__Your instructions__
Write out the whole listing again, exactly as given.

## Begin

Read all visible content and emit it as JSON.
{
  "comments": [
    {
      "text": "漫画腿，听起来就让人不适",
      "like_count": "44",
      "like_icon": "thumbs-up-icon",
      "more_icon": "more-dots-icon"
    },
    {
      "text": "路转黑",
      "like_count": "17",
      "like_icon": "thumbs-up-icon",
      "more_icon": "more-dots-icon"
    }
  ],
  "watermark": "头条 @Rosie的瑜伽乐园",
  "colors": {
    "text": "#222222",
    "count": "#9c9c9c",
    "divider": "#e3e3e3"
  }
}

## End

__Task solution__
Read all visible content and emit it as JSON.
{
  "comments": [
    {
      "text": "漫画腿，听起来就让人不适",
      "like_count": "44",
      "like_icon": "thumbs-up-icon",
      "more_icon": "more-dots-icon"
    },
    {
      "text": "路转黑",
      "like_count": "17",
      "like_icon": "thumbs-up-icon",
      "more_icon": "more-dots-icon"
    }
  ],
  "watermark": "头条 @Rosie的瑜伽乐园",
  "colors": {
    "text": "#222222",
    "count": "#9c9c9c",
    "divider": "#e3e3e3"
  }
}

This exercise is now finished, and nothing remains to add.